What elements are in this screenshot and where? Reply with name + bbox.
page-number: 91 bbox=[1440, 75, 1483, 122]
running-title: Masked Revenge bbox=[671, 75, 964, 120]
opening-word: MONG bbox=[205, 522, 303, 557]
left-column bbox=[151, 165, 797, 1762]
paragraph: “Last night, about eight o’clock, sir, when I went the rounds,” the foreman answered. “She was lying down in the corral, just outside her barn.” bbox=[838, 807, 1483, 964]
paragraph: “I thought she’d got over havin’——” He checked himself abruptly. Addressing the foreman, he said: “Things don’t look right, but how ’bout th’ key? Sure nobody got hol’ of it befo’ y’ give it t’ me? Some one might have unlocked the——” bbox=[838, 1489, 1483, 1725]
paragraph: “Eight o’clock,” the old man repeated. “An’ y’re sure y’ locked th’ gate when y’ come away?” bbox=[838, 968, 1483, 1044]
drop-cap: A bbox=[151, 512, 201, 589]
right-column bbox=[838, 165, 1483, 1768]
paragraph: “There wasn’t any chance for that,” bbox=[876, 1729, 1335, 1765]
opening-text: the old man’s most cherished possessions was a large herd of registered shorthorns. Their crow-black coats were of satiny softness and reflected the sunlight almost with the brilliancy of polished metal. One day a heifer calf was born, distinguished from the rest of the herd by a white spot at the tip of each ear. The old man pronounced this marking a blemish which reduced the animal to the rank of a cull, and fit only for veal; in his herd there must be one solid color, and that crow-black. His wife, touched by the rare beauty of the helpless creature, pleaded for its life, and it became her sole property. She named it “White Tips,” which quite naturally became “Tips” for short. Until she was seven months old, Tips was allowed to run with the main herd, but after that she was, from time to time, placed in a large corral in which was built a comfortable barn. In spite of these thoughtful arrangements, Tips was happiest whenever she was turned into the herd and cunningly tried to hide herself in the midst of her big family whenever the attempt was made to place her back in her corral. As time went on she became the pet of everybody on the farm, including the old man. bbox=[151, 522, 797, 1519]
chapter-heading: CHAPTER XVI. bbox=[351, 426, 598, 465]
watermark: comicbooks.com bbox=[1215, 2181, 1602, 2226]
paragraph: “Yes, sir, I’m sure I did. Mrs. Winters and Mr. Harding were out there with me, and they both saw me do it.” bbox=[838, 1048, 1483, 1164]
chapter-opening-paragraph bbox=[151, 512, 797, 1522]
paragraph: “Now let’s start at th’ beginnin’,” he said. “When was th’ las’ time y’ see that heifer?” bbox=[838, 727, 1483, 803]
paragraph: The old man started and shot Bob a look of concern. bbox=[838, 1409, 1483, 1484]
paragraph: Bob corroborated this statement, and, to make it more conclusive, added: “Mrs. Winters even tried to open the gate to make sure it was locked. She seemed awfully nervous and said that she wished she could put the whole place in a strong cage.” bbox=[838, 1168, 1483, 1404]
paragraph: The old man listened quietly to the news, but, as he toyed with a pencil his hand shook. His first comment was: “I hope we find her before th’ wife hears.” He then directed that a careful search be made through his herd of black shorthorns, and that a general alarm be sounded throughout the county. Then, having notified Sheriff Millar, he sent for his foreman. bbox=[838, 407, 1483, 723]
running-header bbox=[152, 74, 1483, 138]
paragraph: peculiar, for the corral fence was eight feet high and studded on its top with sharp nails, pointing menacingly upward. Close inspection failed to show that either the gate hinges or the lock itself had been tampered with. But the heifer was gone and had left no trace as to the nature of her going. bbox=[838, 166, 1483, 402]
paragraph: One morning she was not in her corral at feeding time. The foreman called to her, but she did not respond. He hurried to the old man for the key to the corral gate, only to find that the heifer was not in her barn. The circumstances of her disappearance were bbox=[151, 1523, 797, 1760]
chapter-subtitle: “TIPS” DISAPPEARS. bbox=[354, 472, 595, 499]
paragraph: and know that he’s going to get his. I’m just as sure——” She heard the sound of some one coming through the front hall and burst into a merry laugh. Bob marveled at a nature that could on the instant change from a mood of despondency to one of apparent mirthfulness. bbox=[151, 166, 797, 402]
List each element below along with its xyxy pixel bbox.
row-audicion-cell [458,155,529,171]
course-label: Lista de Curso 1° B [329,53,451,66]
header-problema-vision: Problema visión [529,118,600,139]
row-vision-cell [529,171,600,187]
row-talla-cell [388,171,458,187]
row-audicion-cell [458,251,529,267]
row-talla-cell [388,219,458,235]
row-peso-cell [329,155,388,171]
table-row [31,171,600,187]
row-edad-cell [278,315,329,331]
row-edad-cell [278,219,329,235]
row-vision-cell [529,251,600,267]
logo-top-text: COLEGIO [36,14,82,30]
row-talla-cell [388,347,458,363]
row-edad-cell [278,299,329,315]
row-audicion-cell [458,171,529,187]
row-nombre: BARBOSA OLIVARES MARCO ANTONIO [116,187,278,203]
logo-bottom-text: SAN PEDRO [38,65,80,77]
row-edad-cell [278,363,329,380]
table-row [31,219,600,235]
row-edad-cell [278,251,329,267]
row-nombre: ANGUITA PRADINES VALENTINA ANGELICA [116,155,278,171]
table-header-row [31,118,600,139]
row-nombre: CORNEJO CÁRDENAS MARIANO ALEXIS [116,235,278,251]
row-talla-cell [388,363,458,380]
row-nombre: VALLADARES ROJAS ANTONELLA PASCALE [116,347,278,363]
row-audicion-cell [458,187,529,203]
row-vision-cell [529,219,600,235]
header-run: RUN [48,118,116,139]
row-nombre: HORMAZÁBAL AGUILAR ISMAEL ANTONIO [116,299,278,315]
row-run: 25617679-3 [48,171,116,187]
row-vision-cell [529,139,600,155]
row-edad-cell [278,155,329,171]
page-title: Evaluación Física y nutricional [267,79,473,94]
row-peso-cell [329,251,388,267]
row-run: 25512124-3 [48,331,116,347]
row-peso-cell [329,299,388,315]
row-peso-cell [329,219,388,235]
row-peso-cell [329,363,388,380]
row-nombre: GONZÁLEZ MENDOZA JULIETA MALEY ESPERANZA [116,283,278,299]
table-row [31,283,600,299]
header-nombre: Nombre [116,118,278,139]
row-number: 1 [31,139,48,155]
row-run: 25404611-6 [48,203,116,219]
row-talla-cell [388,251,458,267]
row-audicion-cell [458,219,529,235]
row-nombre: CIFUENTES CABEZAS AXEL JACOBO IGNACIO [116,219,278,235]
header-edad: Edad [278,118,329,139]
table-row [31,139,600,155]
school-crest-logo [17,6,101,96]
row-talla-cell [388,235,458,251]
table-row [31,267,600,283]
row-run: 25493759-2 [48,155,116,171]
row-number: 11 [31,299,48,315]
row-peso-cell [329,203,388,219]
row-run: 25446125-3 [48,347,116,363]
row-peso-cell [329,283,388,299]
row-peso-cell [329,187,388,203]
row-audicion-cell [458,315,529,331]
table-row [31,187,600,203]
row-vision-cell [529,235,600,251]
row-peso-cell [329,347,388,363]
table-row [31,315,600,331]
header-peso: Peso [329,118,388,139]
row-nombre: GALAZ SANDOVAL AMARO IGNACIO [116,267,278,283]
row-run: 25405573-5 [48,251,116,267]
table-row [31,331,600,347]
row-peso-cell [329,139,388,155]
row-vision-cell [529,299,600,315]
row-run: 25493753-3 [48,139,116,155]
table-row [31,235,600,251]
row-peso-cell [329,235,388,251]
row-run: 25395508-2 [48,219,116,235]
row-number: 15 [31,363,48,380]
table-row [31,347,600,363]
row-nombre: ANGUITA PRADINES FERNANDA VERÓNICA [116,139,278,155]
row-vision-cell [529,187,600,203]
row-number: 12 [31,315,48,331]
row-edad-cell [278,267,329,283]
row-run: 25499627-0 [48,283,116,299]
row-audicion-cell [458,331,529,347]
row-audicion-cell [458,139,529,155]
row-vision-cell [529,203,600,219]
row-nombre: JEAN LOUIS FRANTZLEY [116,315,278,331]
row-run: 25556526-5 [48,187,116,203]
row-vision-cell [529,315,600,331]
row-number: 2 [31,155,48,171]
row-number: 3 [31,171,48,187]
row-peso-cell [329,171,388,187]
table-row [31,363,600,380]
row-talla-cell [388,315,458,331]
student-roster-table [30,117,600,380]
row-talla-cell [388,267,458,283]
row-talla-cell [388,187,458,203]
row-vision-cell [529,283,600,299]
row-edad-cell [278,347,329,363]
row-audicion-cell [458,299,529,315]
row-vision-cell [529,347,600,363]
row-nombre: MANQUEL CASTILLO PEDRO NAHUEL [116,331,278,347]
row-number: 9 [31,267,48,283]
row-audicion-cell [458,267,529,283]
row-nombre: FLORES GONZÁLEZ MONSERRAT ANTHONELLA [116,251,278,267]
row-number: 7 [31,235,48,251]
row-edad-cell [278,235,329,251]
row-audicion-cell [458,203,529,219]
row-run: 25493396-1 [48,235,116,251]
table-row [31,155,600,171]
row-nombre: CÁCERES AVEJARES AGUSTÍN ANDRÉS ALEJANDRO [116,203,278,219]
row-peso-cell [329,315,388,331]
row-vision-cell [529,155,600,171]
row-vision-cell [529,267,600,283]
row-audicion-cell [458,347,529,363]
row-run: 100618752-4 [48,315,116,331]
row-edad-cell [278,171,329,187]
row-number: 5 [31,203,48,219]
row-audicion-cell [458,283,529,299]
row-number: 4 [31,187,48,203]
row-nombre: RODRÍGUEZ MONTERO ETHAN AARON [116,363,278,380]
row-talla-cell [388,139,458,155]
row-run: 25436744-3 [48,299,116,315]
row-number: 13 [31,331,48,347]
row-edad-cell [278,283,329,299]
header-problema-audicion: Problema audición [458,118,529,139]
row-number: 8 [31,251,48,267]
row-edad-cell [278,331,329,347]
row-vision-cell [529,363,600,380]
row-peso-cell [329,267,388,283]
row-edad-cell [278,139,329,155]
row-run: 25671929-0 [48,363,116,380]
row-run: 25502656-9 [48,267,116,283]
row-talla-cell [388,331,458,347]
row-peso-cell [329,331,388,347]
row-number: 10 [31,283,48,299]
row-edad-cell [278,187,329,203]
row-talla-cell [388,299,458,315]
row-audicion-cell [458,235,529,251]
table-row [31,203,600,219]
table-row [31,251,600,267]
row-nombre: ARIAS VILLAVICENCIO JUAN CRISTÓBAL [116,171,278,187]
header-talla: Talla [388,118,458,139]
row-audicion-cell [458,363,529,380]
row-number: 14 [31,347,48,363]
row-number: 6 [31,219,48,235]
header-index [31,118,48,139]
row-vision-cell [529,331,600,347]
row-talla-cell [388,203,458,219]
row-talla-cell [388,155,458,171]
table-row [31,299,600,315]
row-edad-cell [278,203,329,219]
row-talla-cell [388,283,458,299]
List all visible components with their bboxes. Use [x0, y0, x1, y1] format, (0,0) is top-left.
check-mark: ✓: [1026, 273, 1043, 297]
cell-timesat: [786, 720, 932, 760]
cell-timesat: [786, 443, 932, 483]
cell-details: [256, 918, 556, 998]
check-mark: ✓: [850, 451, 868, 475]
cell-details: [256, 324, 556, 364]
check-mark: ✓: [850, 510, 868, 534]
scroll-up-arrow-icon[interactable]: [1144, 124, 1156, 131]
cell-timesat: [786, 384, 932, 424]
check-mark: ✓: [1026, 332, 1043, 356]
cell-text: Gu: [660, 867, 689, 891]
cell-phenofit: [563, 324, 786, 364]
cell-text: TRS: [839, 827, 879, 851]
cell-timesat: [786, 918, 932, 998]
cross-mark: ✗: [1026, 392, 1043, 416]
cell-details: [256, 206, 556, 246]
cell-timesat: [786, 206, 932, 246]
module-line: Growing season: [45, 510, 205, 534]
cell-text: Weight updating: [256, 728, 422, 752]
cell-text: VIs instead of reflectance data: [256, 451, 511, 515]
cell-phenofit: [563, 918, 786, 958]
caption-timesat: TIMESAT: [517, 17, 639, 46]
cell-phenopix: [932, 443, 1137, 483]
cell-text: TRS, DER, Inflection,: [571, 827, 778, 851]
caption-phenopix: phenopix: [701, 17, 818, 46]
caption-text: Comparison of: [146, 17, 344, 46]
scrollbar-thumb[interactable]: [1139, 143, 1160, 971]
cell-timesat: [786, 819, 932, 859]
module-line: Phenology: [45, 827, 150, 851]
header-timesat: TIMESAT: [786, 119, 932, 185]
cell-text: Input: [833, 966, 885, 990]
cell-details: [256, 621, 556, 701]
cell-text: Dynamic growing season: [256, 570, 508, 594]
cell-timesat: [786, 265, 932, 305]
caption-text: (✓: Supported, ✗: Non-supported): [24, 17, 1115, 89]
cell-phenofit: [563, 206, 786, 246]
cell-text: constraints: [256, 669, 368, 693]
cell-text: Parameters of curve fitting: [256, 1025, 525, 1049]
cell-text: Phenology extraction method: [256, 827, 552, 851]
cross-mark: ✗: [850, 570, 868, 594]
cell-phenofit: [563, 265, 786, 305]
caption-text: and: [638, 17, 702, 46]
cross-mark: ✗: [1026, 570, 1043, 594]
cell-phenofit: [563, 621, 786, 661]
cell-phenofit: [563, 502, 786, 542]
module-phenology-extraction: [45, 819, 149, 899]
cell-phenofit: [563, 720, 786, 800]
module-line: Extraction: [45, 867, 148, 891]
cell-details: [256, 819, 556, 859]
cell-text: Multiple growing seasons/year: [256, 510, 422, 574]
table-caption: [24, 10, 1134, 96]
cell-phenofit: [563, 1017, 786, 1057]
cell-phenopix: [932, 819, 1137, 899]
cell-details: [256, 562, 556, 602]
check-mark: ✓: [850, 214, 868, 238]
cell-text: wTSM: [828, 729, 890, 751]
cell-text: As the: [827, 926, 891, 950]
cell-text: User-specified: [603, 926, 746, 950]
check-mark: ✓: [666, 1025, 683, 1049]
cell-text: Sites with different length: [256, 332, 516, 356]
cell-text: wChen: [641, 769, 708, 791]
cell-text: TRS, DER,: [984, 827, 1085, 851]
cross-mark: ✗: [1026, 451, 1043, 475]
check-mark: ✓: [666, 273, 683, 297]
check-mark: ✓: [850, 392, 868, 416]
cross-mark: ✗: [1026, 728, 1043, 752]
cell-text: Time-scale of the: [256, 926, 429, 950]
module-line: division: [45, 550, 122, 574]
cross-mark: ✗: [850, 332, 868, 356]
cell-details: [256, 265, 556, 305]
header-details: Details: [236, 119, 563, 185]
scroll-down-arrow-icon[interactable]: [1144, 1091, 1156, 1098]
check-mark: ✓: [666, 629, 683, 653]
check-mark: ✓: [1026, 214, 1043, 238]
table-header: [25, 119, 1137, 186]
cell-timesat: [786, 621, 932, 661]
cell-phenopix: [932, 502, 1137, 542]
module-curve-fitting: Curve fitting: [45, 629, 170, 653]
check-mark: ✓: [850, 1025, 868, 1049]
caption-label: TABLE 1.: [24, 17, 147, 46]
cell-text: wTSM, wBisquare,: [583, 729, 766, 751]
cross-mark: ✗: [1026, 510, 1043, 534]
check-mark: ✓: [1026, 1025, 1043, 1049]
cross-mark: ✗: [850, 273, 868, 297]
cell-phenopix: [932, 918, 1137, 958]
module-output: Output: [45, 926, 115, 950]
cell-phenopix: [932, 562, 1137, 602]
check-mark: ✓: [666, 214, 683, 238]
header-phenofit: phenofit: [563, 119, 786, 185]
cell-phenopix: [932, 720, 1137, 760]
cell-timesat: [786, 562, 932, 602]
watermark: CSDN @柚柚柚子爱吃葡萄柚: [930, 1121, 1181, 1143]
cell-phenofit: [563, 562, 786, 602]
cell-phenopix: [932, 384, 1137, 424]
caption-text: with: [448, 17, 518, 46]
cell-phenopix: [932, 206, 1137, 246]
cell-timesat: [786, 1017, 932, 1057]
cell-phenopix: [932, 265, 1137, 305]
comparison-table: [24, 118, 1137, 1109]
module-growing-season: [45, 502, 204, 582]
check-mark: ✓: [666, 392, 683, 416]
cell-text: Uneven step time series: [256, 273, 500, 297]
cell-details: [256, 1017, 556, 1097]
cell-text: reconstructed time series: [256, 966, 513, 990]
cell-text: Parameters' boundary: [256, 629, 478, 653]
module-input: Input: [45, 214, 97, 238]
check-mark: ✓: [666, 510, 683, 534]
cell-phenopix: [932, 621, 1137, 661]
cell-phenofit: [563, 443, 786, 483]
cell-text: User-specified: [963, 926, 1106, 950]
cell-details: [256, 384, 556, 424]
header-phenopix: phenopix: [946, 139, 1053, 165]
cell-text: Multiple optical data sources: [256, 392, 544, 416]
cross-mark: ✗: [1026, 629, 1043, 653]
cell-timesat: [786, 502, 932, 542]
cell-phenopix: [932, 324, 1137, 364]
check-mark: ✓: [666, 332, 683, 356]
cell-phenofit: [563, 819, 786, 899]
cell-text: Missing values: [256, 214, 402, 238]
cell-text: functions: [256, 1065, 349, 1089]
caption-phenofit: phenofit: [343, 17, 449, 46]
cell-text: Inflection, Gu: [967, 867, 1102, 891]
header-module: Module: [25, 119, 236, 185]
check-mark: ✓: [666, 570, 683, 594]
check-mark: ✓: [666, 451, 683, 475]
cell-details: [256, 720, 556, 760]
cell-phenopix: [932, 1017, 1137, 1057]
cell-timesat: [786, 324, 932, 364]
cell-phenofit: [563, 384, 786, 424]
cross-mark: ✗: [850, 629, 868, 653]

***

WORK TO DO:
Transcribe the lines of the items from their start through the line containing "chapter-heading: CHAPTER XVI.", inclusive.

WRITTEN SOLUTION:
What elements are in this screenshot and where? Reply with name + bbox.
page-number: 91 bbox=[1440, 75, 1483, 122]
running-title: Masked Revenge bbox=[671, 75, 964, 120]
opening-word: MONG bbox=[205, 522, 303, 557]
left-column bbox=[151, 165, 797, 1762]
paragraph: “Last night, about eight o’clock, sir, when I went the rounds,” the foreman answered. “She was lying down in the corral, just outside her barn.” bbox=[838, 807, 1483, 964]
paragraph: “I thought she’d got over havin’——” He checked himself abruptly. Addressing the foreman, he said: “Things don’t look right, but how ’bout th’ key? Sure nobody got hol’ of it befo’ y’ give it t’ me? Some one might have unlocked the——” bbox=[838, 1489, 1483, 1725]
paragraph: “Eight o’clock,” the old man repeated. “An’ y’re sure y’ locked th’ gate when y’ come away?” bbox=[838, 968, 1483, 1044]
drop-cap: A bbox=[151, 512, 201, 589]
right-column bbox=[838, 165, 1483, 1768]
paragraph: “There wasn’t any chance for that,” bbox=[876, 1729, 1335, 1765]
opening-text: the old man’s most cherished possessions was a large herd of registered shorthorns. Their crow-black coats were of satiny softness and reflected the sunlight almost with the brilliancy of polished metal. One day a heifer calf was born, distinguished from the rest of the herd by a white spot at the tip of each ear. The old man pronounced this marking a blemish which reduced the animal to the rank of a cull, and fit only for veal; in his herd there must be one solid color, and that crow-black. His wife, touched by the rare beauty of the helpless creature, pleaded for its life, and it became her sole property. She named it “White Tips,” which quite naturally became “Tips” for short. Until she was seven months old, Tips was allowed to run with the main herd, but after that she was, from time to time, placed in a large corral in which was built a comfortable barn. In spite of these thoughtful arrangements, Tips was happiest whenever she was turned into the herd and cunningly tried to hide herself in the midst of her big family whenever the attempt was made to place her back in her corral. As time went on she became the pet of everybody on the farm, including the old man. bbox=[151, 522, 797, 1519]
chapter-heading: CHAPTER XVI. bbox=[351, 426, 598, 465]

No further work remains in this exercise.